_Aim of the exercise_. A complete answer lists every line of the material where the string "ontwikkelingen" occurs.

_Material to process_.

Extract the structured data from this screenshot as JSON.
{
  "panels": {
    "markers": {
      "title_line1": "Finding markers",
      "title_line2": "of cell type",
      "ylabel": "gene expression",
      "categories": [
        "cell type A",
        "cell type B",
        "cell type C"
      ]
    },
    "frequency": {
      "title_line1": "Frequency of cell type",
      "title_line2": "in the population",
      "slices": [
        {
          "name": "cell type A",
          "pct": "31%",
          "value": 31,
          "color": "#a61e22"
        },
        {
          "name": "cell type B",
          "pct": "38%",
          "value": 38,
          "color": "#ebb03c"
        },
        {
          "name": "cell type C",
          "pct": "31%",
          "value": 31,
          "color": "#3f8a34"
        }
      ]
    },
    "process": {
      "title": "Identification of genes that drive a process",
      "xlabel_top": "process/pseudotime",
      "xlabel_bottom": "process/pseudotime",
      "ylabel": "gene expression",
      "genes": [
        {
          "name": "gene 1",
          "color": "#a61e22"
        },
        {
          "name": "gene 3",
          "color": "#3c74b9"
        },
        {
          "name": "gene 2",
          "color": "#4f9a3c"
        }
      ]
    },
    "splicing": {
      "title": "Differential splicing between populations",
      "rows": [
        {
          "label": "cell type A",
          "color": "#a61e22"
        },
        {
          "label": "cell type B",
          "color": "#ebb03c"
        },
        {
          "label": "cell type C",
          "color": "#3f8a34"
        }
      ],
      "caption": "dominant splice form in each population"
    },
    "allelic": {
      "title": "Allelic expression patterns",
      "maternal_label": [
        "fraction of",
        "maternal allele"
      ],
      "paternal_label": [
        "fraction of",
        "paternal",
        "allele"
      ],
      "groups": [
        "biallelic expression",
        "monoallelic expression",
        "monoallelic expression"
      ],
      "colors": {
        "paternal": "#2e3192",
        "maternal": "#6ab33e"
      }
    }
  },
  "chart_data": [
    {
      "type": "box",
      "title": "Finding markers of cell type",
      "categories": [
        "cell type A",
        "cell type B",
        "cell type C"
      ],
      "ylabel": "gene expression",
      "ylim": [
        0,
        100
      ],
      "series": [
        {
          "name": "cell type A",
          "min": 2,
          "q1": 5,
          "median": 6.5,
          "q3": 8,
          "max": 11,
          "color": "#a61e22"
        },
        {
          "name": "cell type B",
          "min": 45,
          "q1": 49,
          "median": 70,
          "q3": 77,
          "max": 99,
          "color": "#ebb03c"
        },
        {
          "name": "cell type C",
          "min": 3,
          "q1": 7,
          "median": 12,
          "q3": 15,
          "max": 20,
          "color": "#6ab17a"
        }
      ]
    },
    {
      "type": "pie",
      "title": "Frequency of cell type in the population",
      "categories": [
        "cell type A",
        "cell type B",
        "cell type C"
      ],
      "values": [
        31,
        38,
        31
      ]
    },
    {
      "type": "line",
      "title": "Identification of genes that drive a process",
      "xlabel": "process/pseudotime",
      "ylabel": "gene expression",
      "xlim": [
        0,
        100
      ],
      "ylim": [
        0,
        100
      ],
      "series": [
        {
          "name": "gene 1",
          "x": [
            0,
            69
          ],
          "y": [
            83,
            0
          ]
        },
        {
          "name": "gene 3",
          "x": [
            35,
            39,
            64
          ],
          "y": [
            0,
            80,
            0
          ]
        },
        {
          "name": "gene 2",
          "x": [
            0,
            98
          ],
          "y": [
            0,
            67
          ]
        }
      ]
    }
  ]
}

--

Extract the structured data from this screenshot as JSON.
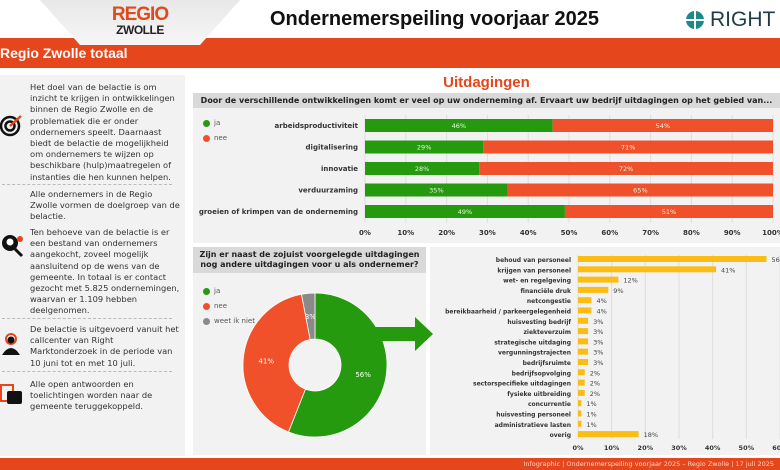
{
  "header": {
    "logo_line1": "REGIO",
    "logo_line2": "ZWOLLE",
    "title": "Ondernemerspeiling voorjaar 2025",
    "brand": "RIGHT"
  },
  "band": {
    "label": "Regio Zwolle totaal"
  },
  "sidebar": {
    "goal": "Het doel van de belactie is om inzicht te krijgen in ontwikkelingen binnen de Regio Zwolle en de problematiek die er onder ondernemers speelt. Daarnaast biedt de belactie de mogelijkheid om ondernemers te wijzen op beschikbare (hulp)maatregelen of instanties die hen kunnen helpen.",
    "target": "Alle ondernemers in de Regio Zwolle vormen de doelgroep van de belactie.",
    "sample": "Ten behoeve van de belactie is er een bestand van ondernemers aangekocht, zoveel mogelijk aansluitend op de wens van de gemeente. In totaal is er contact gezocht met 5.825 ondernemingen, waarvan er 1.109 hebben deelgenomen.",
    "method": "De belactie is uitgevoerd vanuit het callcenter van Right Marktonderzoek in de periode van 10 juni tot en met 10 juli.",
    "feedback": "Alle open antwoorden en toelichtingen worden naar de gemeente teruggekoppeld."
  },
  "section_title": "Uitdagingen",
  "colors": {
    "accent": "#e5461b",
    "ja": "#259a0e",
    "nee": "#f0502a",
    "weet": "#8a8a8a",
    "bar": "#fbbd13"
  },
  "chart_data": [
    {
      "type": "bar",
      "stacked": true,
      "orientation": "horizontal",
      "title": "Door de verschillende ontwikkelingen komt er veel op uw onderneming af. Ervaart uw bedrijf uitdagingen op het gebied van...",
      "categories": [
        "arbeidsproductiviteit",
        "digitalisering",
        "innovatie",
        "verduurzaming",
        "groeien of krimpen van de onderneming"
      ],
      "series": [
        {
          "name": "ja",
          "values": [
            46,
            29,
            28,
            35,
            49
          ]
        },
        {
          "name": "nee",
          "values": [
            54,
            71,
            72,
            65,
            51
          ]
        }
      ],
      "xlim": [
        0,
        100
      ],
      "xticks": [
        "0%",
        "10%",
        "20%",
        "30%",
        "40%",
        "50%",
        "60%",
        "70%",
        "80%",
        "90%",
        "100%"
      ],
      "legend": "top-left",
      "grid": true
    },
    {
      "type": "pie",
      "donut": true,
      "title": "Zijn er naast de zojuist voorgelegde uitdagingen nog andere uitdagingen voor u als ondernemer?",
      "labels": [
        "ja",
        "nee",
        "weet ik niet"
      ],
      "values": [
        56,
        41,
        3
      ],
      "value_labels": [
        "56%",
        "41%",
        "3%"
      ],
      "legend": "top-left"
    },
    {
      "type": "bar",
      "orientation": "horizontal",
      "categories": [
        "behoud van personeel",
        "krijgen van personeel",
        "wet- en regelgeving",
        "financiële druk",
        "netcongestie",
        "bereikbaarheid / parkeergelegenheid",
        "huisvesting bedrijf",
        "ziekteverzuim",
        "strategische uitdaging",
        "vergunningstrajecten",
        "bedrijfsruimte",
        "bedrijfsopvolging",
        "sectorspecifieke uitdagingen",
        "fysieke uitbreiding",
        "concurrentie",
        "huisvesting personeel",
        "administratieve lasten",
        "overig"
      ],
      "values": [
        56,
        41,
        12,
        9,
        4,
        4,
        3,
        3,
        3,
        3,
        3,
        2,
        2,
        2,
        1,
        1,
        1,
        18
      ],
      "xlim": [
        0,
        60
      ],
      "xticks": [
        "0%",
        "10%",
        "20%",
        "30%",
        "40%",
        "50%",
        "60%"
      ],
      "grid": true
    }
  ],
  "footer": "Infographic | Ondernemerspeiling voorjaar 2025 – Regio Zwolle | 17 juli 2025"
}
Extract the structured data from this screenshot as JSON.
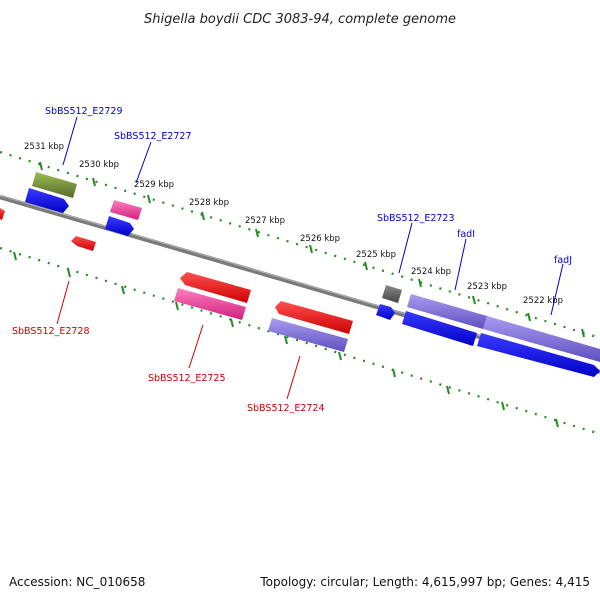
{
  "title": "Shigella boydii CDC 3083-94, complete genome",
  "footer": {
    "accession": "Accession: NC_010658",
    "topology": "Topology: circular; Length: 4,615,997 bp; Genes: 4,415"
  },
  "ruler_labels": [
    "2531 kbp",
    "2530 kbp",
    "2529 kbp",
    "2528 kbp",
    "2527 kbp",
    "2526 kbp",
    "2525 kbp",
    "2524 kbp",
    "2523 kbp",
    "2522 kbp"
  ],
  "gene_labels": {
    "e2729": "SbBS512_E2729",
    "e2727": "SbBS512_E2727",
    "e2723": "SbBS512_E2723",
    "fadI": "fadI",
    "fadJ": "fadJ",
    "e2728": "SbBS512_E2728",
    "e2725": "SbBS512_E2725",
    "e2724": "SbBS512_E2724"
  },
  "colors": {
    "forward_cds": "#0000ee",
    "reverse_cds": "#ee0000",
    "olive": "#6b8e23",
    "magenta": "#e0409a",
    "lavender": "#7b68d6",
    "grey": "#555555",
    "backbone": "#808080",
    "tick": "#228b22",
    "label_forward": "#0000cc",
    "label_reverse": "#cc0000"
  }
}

_Exercise answer_.
    "goal": "Het doel van de belactie is om inzicht te krijgen in ontwikkelingen binnen de Regio Zwolle en de problematiek die er onder ondernemers speelt. Daarnaast biedt de belactie de mogelijkheid om ondernemers te wijzen op beschikbare (hulp)maatregelen of instanties die hen kunnen helpen.",
      "title": "Door de verschillende ontwikkelingen komt er veel op uw onderneming af. Ervaart uw bedrijf uitdagingen op het gebied van...",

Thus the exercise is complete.